----- INFORMATION GIVEN

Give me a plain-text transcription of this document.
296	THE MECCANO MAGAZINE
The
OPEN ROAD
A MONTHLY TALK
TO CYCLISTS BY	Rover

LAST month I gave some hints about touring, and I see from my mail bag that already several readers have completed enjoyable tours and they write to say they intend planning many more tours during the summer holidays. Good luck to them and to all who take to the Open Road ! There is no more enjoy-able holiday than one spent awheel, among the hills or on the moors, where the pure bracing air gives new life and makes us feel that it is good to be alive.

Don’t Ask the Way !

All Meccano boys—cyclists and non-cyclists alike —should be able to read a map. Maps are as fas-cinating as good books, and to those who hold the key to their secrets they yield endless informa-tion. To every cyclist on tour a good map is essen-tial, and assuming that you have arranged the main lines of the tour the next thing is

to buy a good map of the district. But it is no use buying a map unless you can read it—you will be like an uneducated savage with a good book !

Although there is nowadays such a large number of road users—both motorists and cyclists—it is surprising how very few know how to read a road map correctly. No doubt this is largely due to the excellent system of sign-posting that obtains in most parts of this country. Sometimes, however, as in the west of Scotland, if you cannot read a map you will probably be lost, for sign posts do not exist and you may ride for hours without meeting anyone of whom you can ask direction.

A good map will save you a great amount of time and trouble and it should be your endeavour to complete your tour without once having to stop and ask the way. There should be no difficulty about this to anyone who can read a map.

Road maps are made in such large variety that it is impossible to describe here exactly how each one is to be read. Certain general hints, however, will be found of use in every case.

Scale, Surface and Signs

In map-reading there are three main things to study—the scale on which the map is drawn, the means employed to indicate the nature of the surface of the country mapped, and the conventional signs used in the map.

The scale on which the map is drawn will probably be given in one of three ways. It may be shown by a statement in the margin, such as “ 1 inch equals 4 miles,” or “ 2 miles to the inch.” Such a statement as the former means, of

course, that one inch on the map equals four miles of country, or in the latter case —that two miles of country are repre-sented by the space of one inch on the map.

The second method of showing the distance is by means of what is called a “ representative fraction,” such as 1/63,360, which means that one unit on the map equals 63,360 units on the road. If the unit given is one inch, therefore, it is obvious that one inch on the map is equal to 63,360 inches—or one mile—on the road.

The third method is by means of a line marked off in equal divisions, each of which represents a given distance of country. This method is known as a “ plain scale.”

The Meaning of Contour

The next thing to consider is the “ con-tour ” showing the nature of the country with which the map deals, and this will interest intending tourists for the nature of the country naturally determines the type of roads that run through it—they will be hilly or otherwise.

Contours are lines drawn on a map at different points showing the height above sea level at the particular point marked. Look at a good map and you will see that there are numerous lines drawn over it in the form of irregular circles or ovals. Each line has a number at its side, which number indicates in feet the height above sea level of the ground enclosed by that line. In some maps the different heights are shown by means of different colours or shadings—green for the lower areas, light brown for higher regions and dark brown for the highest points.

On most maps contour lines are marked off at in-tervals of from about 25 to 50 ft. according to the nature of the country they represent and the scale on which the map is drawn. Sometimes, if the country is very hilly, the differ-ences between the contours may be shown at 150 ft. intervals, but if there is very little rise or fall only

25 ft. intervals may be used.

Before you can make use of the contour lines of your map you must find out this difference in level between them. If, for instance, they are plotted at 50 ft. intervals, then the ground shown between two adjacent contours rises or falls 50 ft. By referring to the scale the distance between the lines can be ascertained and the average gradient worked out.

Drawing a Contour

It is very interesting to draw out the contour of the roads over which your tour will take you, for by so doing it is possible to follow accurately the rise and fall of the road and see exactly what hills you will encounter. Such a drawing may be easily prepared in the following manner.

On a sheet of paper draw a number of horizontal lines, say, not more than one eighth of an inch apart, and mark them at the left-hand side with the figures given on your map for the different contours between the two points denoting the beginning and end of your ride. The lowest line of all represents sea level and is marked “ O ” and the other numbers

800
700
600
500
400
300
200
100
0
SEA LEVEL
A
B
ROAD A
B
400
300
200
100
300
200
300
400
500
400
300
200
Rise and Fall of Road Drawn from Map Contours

----------

Work out how many lines of the material above contain the word "used", then give only that figure.

_RESULT_.
2